WORK TO COMPLETE >> Print each line of the listing once more, precisely as given.

— start GIVEN DATA —

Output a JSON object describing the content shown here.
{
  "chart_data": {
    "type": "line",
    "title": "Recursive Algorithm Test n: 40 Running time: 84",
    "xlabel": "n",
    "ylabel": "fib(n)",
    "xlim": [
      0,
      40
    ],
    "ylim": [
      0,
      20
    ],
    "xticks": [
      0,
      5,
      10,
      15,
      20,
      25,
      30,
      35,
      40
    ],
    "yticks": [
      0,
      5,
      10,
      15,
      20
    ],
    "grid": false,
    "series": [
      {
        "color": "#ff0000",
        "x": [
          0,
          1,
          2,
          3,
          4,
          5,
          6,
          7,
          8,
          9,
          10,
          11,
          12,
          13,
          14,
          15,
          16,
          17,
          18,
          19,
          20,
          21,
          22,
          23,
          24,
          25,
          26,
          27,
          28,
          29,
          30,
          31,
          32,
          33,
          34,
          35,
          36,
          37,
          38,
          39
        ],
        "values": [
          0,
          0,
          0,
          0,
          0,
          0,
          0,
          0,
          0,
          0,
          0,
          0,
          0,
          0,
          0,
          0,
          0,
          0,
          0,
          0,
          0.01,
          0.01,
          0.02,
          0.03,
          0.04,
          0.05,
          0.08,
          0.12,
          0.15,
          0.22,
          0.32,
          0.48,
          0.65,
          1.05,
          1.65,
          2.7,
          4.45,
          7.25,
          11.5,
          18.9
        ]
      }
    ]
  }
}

— end GIVEN DATA —

EXERCISE OUTPUT >>
Output a JSON object describing the content shown here.
{
  "chart_data": {
    "type": "line",
    "title": "Recursive Algorithm Test n: 40 Running time: 84",
    "xlabel": "n",
    "ylabel": "fib(n)",
    "xlim": [
      0,
      40
    ],
    "ylim": [
      0,
      20
    ],
    "xticks": [
      0,
      5,
      10,
      15,
      20,
      25,
      30,
      35,
      40
    ],
    "yticks": [
      0,
      5,
      10,
      15,
      20
    ],
    "grid": false,
    "series": [
      {
        "color": "#ff0000",
        "x": [
          0,
          1,
          2,
          3,
          4,
          5,
          6,
          7,
          8,
          9,
          10,
          11,
          12,
          13,
          14,
          15,
          16,
          17,
          18,
          19,
          20,
          21,
          22,
          23,
          24,
          25,
          26,
          27,
          28,
          29,
          30,
          31,
          32,
          33,
          34,
          35,
          36,
          37,
          38,
          39
        ],
        "values": [
          0,
          0,
          0,
          0,
          0,
          0,
          0,
          0,
          0,
          0,
          0,
          0,
          0,
          0,
          0,
          0,
          0,
          0,
          0,
          0,
          0.01,
          0.01,
          0.02,
          0.03,
          0.04,
          0.05,
          0.08,
          0.12,
          0.15,
          0.22,
          0.32,
          0.48,
          0.65,
          1.05,
          1.65,
          2.7,
          4.45,
          7.25,
          11.5,
          18.9
        ]
      }
    ]
  }
}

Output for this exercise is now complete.